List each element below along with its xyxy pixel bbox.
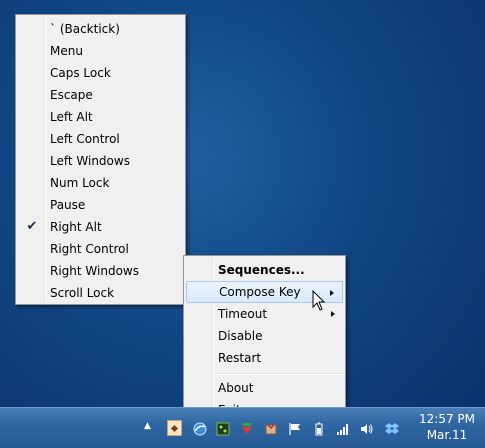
submenu-item-label: Menu [50,44,83,58]
checkmark-icon: ✔ [26,219,38,234]
submenu-arrow-icon [330,290,334,296]
submenu-item-label: Caps Lock [50,66,111,80]
browser-icon[interactable] [193,422,207,436]
submenu-item-label: Right Control [50,242,129,256]
submenu-item-right-alt[interactable]: ✔ Right Alt [18,216,183,238]
mouse-cursor-icon [312,290,326,311]
disable-label: Disable [218,329,263,343]
battery-icon[interactable] [312,422,326,436]
compose-key-submenu: ` (Backtick) Menu Caps Lock Escape Left … [15,14,186,305]
show-hidden-icons-button[interactable]: ▲ [144,421,151,431]
clock-date: Mar.11 [426,428,468,442]
sequences-label: Sequences... [218,263,305,277]
submenu-item-right-control[interactable]: Right Control [18,238,183,260]
submenu-item-right-windows[interactable]: Right Windows [18,260,183,282]
compose-key-label: Compose Key [219,285,301,299]
network-icon[interactable] [336,422,350,436]
submenu-item-pause[interactable]: Pause [18,194,183,216]
sequences-menu-item[interactable]: Sequences... [186,259,343,281]
download-icon[interactable] [240,422,254,436]
app-green-icon[interactable] [216,422,230,436]
submenu-item-label: Escape [50,88,93,102]
submenu-item-label: ` (Backtick) [50,22,120,36]
clock-time: 12:57 PM [419,412,475,426]
submenu-item-menu[interactable]: Menu [18,40,183,62]
restart-menu-item[interactable]: Restart [186,347,343,369]
about-label: About [218,381,254,395]
submenu-item-label: Num Lock [50,176,110,190]
restart-label: Restart [218,351,262,365]
timeout-label: Timeout [218,307,268,321]
submenu-item-label: Left Alt [50,110,93,124]
submenu-item-label: Left Windows [50,154,130,168]
submenu-item-label: Scroll Lock [50,286,115,300]
disable-menu-item[interactable]: Disable [186,325,343,347]
submenu-item-left-windows[interactable]: Left Windows [18,150,183,172]
flag-icon[interactable] [288,422,302,436]
submenu-item-left-control[interactable]: Left Control [18,128,183,150]
submenu-item-num-lock[interactable]: Num Lock [18,172,183,194]
submenu-item-scroll-lock[interactable]: Scroll Lock [18,282,183,304]
submenu-item-backtick[interactable]: ` (Backtick) [18,18,183,40]
system-clock[interactable]: 12:57 PM Mar.11 [419,411,475,443]
submenu-item-left-alt[interactable]: Left Alt [18,106,183,128]
wincompose-icon[interactable] [167,420,182,436]
submenu-arrow-icon [331,311,335,317]
about-menu-item[interactable]: About [186,377,343,399]
tray-context-menu: Sequences... Compose Key Timeout Disable… [183,255,346,424]
taskbar: ▲ 12:57 PM Mar.11 [0,407,485,448]
submenu-item-label: Pause [50,198,86,212]
dropbox-icon[interactable] [385,422,399,436]
package-icon[interactable] [264,422,278,436]
submenu-item-escape[interactable]: Escape [18,84,183,106]
submenu-item-label: Right Alt [50,220,102,234]
submenu-item-label: Right Windows [50,264,139,278]
submenu-item-label: Left Control [50,132,120,146]
volume-icon[interactable] [360,422,374,436]
menu-separator [214,373,343,375]
submenu-item-caps-lock[interactable]: Caps Lock [18,62,183,84]
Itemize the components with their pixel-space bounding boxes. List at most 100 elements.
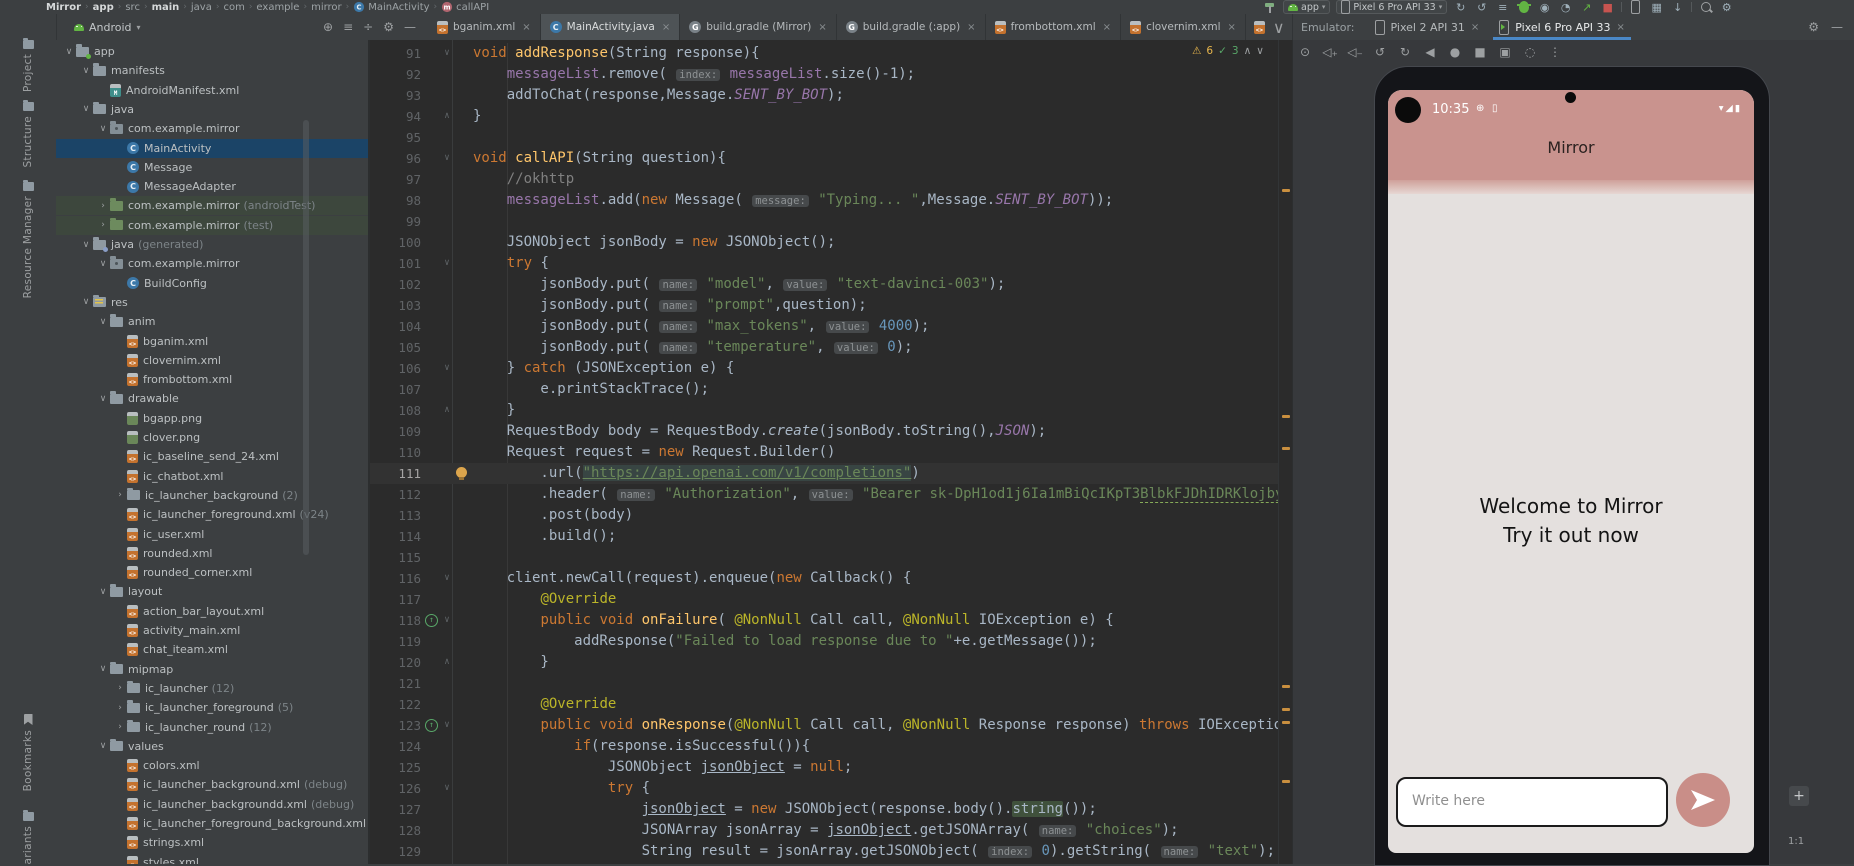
profiler-icon[interactable]: ◔: [1558, 1, 1573, 14]
screenshot-icon[interactable]: ▣: [1497, 45, 1513, 59]
tab-close-icon[interactable]: ×: [1617, 22, 1625, 33]
tree-item-chat-iteam-xml[interactable]: <> chat_iteam.xml: [56, 640, 368, 659]
tree-item-ic-launcher-background-2[interactable]: › ic_launcher_background (2): [56, 486, 368, 505]
code-line-98[interactable]: 98 messageList.add(new Message( message:…: [370, 190, 1278, 211]
code-line-124[interactable]: 124 if(response.isSuccessful()){: [370, 736, 1278, 757]
breadcrumb-item-com[interactable]: com: [223, 2, 244, 13]
inspections-widget[interactable]: ⚠ 6 ✓ 3 ∧ ∨: [1192, 45, 1264, 57]
fold-icon[interactable]: ∧: [440, 400, 454, 421]
download-icon[interactable]: ↓: [1670, 1, 1685, 14]
code-line-92[interactable]: 92 messageList.remove( index: messageLis…: [370, 64, 1278, 85]
editor-tab-clovernim-xml[interactable]: <> clovernim.xml ×: [1121, 14, 1246, 40]
tree-item-java[interactable]: ∨ java: [56, 100, 368, 119]
hide-icon[interactable]: —: [404, 20, 416, 34]
snapshots-icon[interactable]: ◌: [1522, 45, 1538, 59]
tree-item-ic-launcher-12[interactable]: › ic_launcher (12): [56, 679, 368, 698]
tree-item-frombottom-xml[interactable]: <> frombottom.xml: [56, 370, 368, 389]
tree-expand-icon[interactable]: ∨: [96, 259, 110, 269]
code-line-94[interactable]: 94 ∧}: [370, 106, 1278, 127]
tree-item-anim[interactable]: ∨ anim: [56, 312, 368, 331]
emulator-zoom-in-button[interactable]: +: [1789, 786, 1809, 806]
tree-item-com-example-mirror[interactable]: ∨ com.example.mirror: [56, 119, 368, 138]
tree-item-ic-launcher-foreground-5[interactable]: › ic_launcher_foreground (5): [56, 698, 368, 717]
code-line-122[interactable]: 122 @Override: [370, 694, 1278, 715]
editor-tab-mainactivity-java[interactable]: C MainActivity.java ×: [540, 14, 681, 40]
code-line-103[interactable]: 103 jsonBody.put( name: "prompt",questio…: [370, 295, 1278, 316]
collapse-all-icon[interactable]: ≡: [343, 20, 353, 34]
code-line-121[interactable]: 121: [370, 673, 1278, 694]
breadcrumb-item-callapi[interactable]: m callAPI: [441, 1, 489, 13]
tree-expand-icon[interactable]: ∨: [96, 317, 110, 327]
fold-icon[interactable]: ∨: [440, 43, 454, 64]
tree-scrollbar[interactable]: [303, 120, 309, 555]
tree-expand-icon[interactable]: ›: [113, 722, 127, 732]
breadcrumb-item-java[interactable]: java: [191, 2, 212, 13]
code-line-123[interactable]: 123 ↑ ∨ public void onResponse(@NonNull Ca…: [370, 715, 1278, 736]
code-line-118[interactable]: 118 ↑ ∨ public void onFailure( @NonNull Ca…: [370, 610, 1278, 631]
override-gutter-icon[interactable]: ↑: [425, 719, 438, 732]
fold-icon[interactable]: ∨: [440, 568, 454, 589]
tree-item-clover-png[interactable]: clover.png: [56, 428, 368, 447]
overview-icon[interactable]: ■: [1472, 45, 1488, 59]
profile-icon[interactable]: ◉: [1537, 1, 1552, 14]
search-icon[interactable]: [1698, 1, 1713, 14]
tree-item-com-example-mirror-test[interactable]: › com.example.mirror (test): [56, 215, 368, 235]
tree-item-ic-user-xml[interactable]: <> ic_user.xml: [56, 525, 368, 544]
power-icon[interactable]: ⊙: [1297, 45, 1313, 59]
tree-item-messageadapter[interactable]: C MessageAdapter: [56, 177, 368, 196]
code-line-109[interactable]: 109 RequestBody body = RequestBody.creat…: [370, 421, 1278, 442]
breadcrumb-item-app[interactable]: app: [93, 2, 114, 13]
tree-expand-icon[interactable]: ∨: [79, 297, 93, 307]
settings-icon[interactable]: ⚙: [383, 20, 394, 34]
tree-item-activity-main-xml[interactable]: <> activity_main.xml: [56, 621, 368, 640]
tab-close-icon[interactable]: ×: [967, 22, 975, 33]
code-line-105[interactable]: 105 jsonBody.put( name: "temperature", v…: [370, 337, 1278, 358]
code-line-99[interactable]: 99: [370, 211, 1278, 232]
tree-item-com-example-mirror-androidtest[interactable]: › com.example.mirror (androidTest): [56, 196, 368, 216]
tree-expand-icon[interactable]: ∨: [96, 664, 110, 674]
code-line-93[interactable]: 93 addToChat(response,Message.SENT_BY_BO…: [370, 85, 1278, 106]
code-line-126[interactable]: 126 ∨ try {: [370, 778, 1278, 799]
code-line-110[interactable]: 110 Request request = new Request.Builde…: [370, 442, 1278, 463]
message-input[interactable]: Write here: [1396, 777, 1668, 827]
tree-item-bgapp-png[interactable]: bgapp.png: [56, 409, 368, 428]
editor-tab-build-gradle-mirror[interactable]: Gbuild.gradle (Mirror) ×: [680, 14, 837, 40]
tab-close-icon[interactable]: ×: [1471, 22, 1479, 33]
editor-tab-build-gradle-app[interactable]: Gbuild.gradle (:app) ×: [837, 14, 986, 40]
apply-code-changes-icon[interactable]: ↺: [1474, 1, 1489, 14]
tree-item-colors-xml[interactable]: <> colors.xml: [56, 756, 368, 775]
layout-inspector-icon[interactable]: ▦: [1649, 1, 1664, 14]
volume-down-icon[interactable]: ◁₋: [1347, 45, 1363, 59]
tab-close-icon[interactable]: ×: [1103, 22, 1111, 33]
tree-item-layout[interactable]: ∨ layout: [56, 582, 368, 601]
code-line-101[interactable]: 101 ∨ try {: [370, 253, 1278, 274]
code-line-113[interactable]: 113 .post(body): [370, 505, 1278, 526]
tabs-dropdown-icon[interactable]: ∨: [1273, 18, 1285, 37]
fold-icon[interactable]: ∧: [440, 652, 454, 673]
emulator-tab-pixel-6-pro-api-33[interactable]: Pixel 6 Pro API 33 ×: [1489, 14, 1635, 40]
tree-item-strings-xml[interactable]: <> strings.xml: [56, 833, 368, 852]
tree-expand-icon[interactable]: ›: [113, 703, 127, 713]
breadcrumb-item-main[interactable]: main: [152, 2, 180, 13]
tree-item-manifests[interactable]: ∨ manifests: [56, 61, 368, 80]
project-view-selector[interactable]: Android ▾: [74, 21, 141, 34]
send-button[interactable]: [1676, 773, 1730, 827]
fold-icon[interactable]: ∨: [440, 610, 454, 631]
tree-expand-icon[interactable]: ∨: [96, 587, 110, 597]
tree-item-androidmanifest-xml[interactable]: M AndroidManifest.xml: [56, 81, 368, 100]
tree-item-ic-launcher-round-12[interactable]: › ic_launcher_round (12): [56, 718, 368, 737]
fold-icon[interactable]: ∨: [440, 778, 454, 799]
build-hammer-icon[interactable]: [1262, 1, 1277, 14]
tree-item-res[interactable]: ∨ res: [56, 293, 368, 312]
breadcrumb-item-mirror[interactable]: mirror: [311, 2, 342, 13]
code-line-125[interactable]: 125 JSONObject jsonObject = null;: [370, 757, 1278, 778]
stop-icon[interactable]: ■: [1600, 1, 1615, 14]
tree-item-ic-launcher-backgroundd-xml-debug[interactable]: <> ic_launcher_backgroundd.xml (debug): [56, 795, 368, 814]
tree-expand-icon[interactable]: ∨: [79, 66, 93, 76]
tab-close-icon[interactable]: ×: [1227, 22, 1235, 33]
tree-item-rounded-corner-xml[interactable]: <> rounded_corner.xml: [56, 563, 368, 582]
fold-icon[interactable]: ∧: [440, 106, 454, 127]
tree-expand-icon[interactable]: ›: [96, 201, 110, 211]
override-gutter-icon[interactable]: ↑: [425, 614, 438, 627]
breadcrumb-item-mainactivity[interactable]: C MainActivity: [353, 1, 430, 13]
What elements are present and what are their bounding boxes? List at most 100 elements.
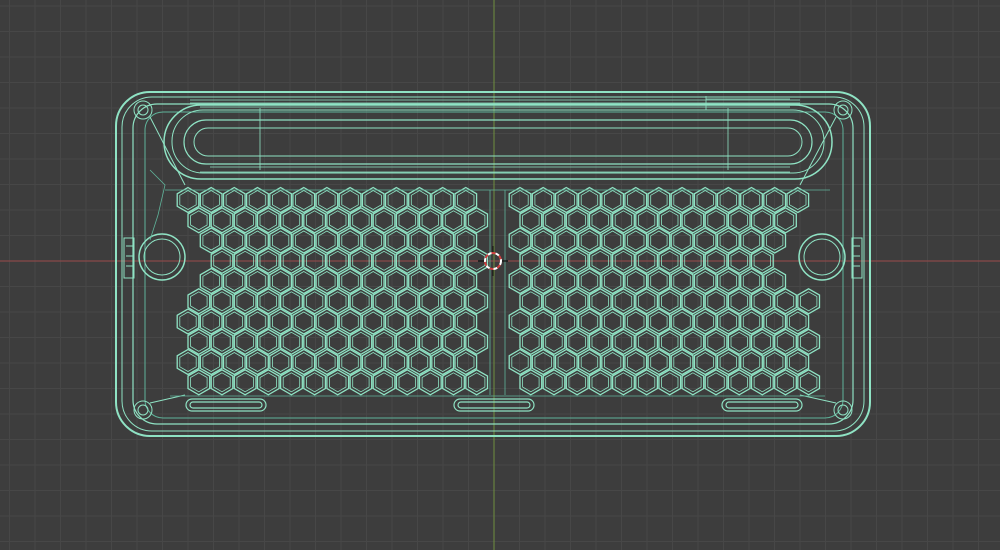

SHORT TASK
Can you rename "submenu-item-label" to "menu-option-label" in everything from the line with "submenu-item-label: Menu [50,44,83,58]" down to the line with "submenu-item-label: Left Windows", leaving the rest of those lines untouched? Give back only those lines.

RESPONSE FOR THIS EXERCISE
menu-option-label: Menu [50,44,83,58]
checkmark-icon: ✔ [26,219,38,234]
submenu-arrow-icon [330,290,334,296]
menu-option-label: Caps Lock [50,66,111,80]
browser-icon[interactable] [193,422,207,436]
menu-option-label: Right Control [50,242,129,256]
submenu-item-right-alt[interactable]: ✔ Right Alt [18,216,183,238]
mouse-cursor-icon [312,290,326,311]
disable-label: Disable [218,329,263,343]
battery-icon[interactable] [312,422,326,436]
compose-key-submenu: ` (Backtick) Menu Caps Lock Escape Left … [15,14,186,305]
show-hidden-icons-button[interactable]: ▲ [144,421,151,431]
clock-date: Mar.11 [426,428,468,442]
sequences-label: Sequences... [218,263,305,277]
submenu-item-right-control[interactable]: Right Control [18,238,183,260]
submenu-item-right-windows[interactable]: Right Windows [18,260,183,282]
compose-key-label: Compose Key [219,285,301,299]
network-icon[interactable] [336,422,350,436]
submenu-item-pause[interactable]: Pause [18,194,183,216]
sequences-menu-item[interactable]: Sequences... [186,259,343,281]
download-icon[interactable] [240,422,254,436]
app-green-icon[interactable] [216,422,230,436]
menu-option-label: Escape [50,88,93,102]
menu-option-label: ` (Backtick) [50,22,120,36]
clock-time: 12:57 PM [419,412,475,426]
submenu-item-menu[interactable]: Menu [18,40,183,62]
restart-menu-item[interactable]: Restart [186,347,343,369]
about-label: About [218,381,254,395]
menu-option-label: Num Lock [50,176,110,190]
restart-label: Restart [218,351,262,365]
timeout-label: Timeout [218,307,268,321]
menu-option-label: Left Alt [50,110,93,124]
menu-option-label: Left Windows [50,154,130,168]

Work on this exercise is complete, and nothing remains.